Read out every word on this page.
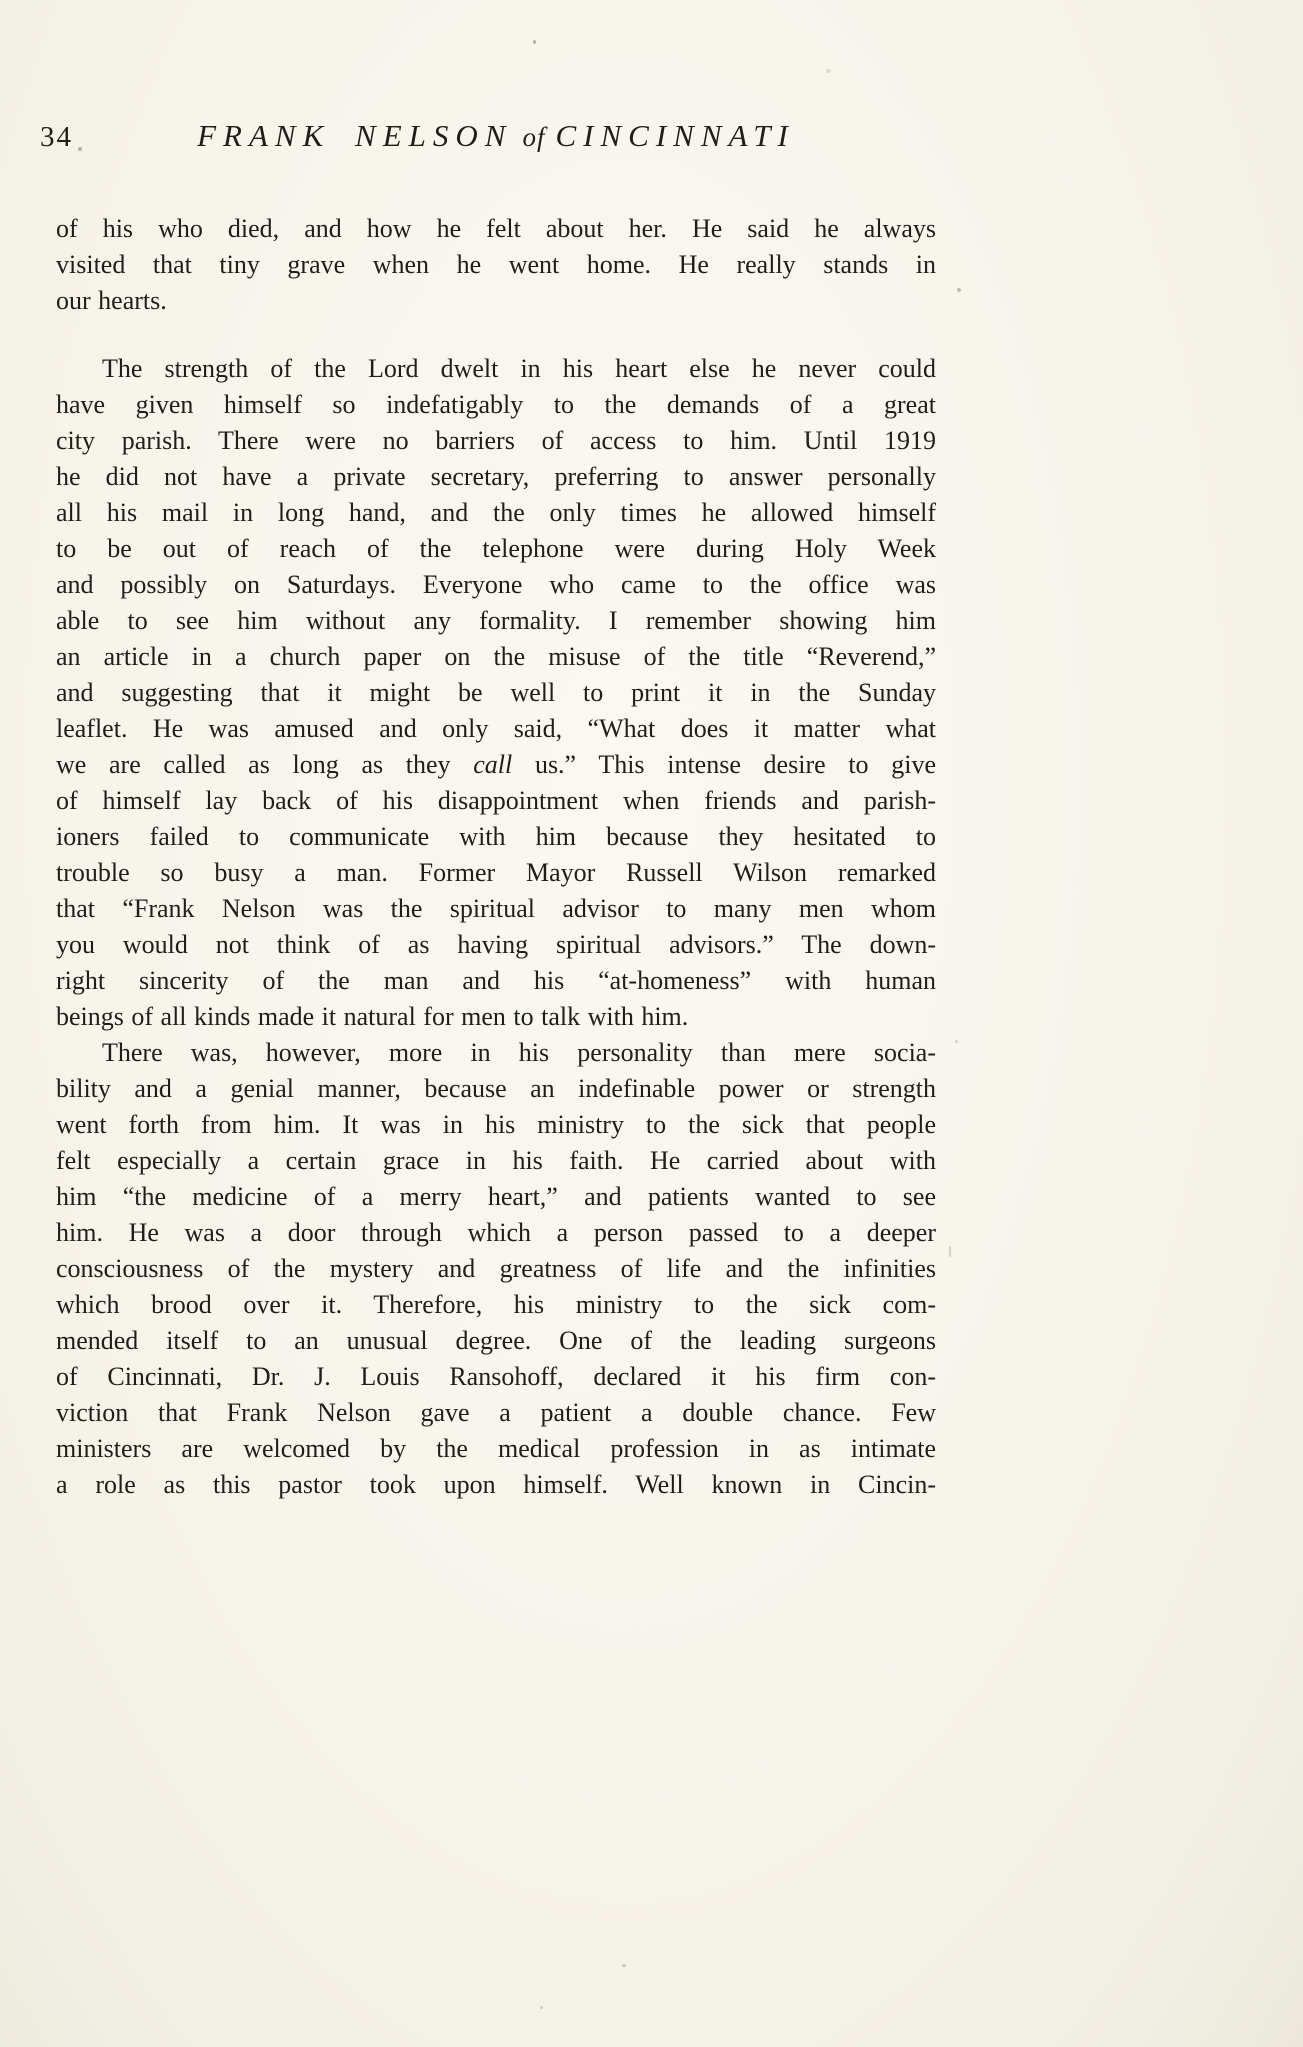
34	FRANK NELSON of CINCINNATI
of his who died, and how he felt about her. He said he always
visited that tiny grave when he went home. He really stands in
our hearts.
The strength of the Lord dwelt in his heart else he never could
have given himself so indefatigably to the demands of a great
city parish. There were no barriers of access to him. Until 1919
he did not have a private secretary, preferring to answer personally
all his mail in long hand, and the only times he allowed himself
to be out of reach of the telephone were during Holy Week
and possibly on Saturdays. Everyone who came to the office was
able to see him without any formality. I remember showing him
an article in a church paper on the misuse of the title “Reverend,”
and suggesting that it might be well to print it in the Sunday
leaflet. He was amused and only said, “What does it matter what
we are called as long as they call us.” This intense desire to give
of himself lay back of his disappointment when friends and parish-
ioners failed to communicate with him because they hesitated to
trouble so busy a man. Former Mayor Russell Wilson remarked
that “Frank Nelson was the spiritual advisor to many men whom
you would not think of as having spiritual advisors.” The down-
right sincerity of the man and his “at-homeness” with human
beings of all kinds made it natural for men to talk with him.
There was, however, more in his personality than mere socia-
bility and a genial manner, because an indefinable power or strength
went forth from him. It was in his ministry to the sick that people
felt especially a certain grace in his faith. He carried about with
him “the medicine of a merry heart,” and patients wanted to see
him. He was a door through which a person passed to a deeper
consciousness of the mystery and greatness of life and the infinities
which brood over it. Therefore, his ministry to the sick com-
mended itself to an unusual degree. One of the leading surgeons
of Cincinnati, Dr. J. Louis Ransohoff, declared it his firm con-
viction that Frank Nelson gave a patient a double chance. Few
ministers are welcomed by the medical profession in as intimate
a role as this pastor took upon himself. Well known in Cincin-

Problem statement: Nothing but the pictures should be left out when the records are retyped exactly.

Response:
Read out every word on this page.
34	FRANK NELSON of CINCINNATI
of his who died, and how he felt about her. He said he always
visited that tiny grave when he went home. He really stands in
our hearts.
The strength of the Lord dwelt in his heart else he never could
have given himself so indefatigably to the demands of a great
city parish. There were no barriers of access to him. Until 1919
he did not have a private secretary, preferring to answer personally
all his mail in long hand, and the only times he allowed himself
to be out of reach of the telephone were during Holy Week
and possibly on Saturdays. Everyone who came to the office was
able to see him without any formality. I remember showing him
an article in a church paper on the misuse of the title “Reverend,”
and suggesting that it might be well to print it in the Sunday
leaflet. He was amused and only said, “What does it matter what
we are called as long as they call us.” This intense desire to give
of himself lay back of his disappointment when friends and parish-
ioners failed to communicate with him because they hesitated to
trouble so busy a man. Former Mayor Russell Wilson remarked
that “Frank Nelson was the spiritual advisor to many men whom
you would not think of as having spiritual advisors.” The down-
right sincerity of the man and his “at-homeness” with human
beings of all kinds made it natural for men to talk with him.
There was, however, more in his personality than mere socia-
bility and a genial manner, because an indefinable power or strength
went forth from him. It was in his ministry to the sick that people
felt especially a certain grace in his faith. He carried about with
him “the medicine of a merry heart,” and patients wanted to see
him. He was a door through which a person passed to a deeper
consciousness of the mystery and greatness of life and the infinities
which brood over it. Therefore, his ministry to the sick com-
mended itself to an unusual degree. One of the leading surgeons
of Cincinnati, Dr. J. Louis Ransohoff, declared it his firm con-
viction that Frank Nelson gave a patient a double chance. Few
ministers are welcomed by the medical profession in as intimate
a role as this pastor took upon himself. Well known in Cincin-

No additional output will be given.